- Extracted entries -
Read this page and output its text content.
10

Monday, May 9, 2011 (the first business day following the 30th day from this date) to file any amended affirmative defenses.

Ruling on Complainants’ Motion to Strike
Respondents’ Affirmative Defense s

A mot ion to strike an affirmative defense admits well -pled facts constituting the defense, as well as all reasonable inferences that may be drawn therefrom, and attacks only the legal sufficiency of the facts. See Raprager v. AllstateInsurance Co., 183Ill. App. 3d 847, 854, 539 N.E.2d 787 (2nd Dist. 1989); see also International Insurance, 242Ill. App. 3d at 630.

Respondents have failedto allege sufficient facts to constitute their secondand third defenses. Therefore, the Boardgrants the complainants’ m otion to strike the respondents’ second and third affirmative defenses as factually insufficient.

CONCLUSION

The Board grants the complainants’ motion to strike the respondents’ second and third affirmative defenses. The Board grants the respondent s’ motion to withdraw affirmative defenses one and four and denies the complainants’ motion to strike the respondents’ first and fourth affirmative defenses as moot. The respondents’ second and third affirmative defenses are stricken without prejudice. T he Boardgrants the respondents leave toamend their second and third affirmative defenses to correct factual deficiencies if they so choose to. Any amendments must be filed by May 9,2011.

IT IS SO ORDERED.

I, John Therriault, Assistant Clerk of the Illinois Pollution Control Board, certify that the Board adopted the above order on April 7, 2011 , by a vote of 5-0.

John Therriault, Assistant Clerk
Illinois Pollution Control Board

- Direction -
Extract each line from the listing above, please, and repeat it exactly.

- The completed task -
Read this page and output its text content.
10

Monday, May 9, 2011 (the first business day following the 30th day from this date) to file any amended affirmative defenses.

Ruling on Complainants’ Motion to Strike
Respondents’ Affirmative Defense s

A mot ion to strike an affirmative defense admits well -pled facts constituting the defense, as well as all reasonable inferences that may be drawn therefrom, and attacks only the legal sufficiency of the facts. See Raprager v. AllstateInsurance Co., 183Ill. App. 3d 847, 854, 539 N.E.2d 787 (2nd Dist. 1989); see also International Insurance, 242Ill. App. 3d at 630.

Respondents have failedto allege sufficient facts to constitute their secondand third defenses. Therefore, the Boardgrants the complainants’ m otion to strike the respondents’ second and third affirmative defenses as factually insufficient.

CONCLUSION

The Board grants the complainants’ motion to strike the respondents’ second and third affirmative defenses. The Board grants the respondent s’ motion to withdraw affirmative defenses one and four and denies the complainants’ motion to strike the respondents’ first and fourth affirmative defenses as moot. The respondents’ second and third affirmative defenses are stricken without prejudice. T he Boardgrants the respondents leave toamend their second and third affirmative defenses to correct factual deficiencies if they so choose to. Any amendments must be filed by May 9,2011.

IT IS SO ORDERED.

I, John Therriault, Assistant Clerk of the Illinois Pollution Control Board, certify that the Board adopted the above order on April 7, 2011 , by a vote of 5-0.

John Therriault, Assistant Clerk
Illinois Pollution Control Board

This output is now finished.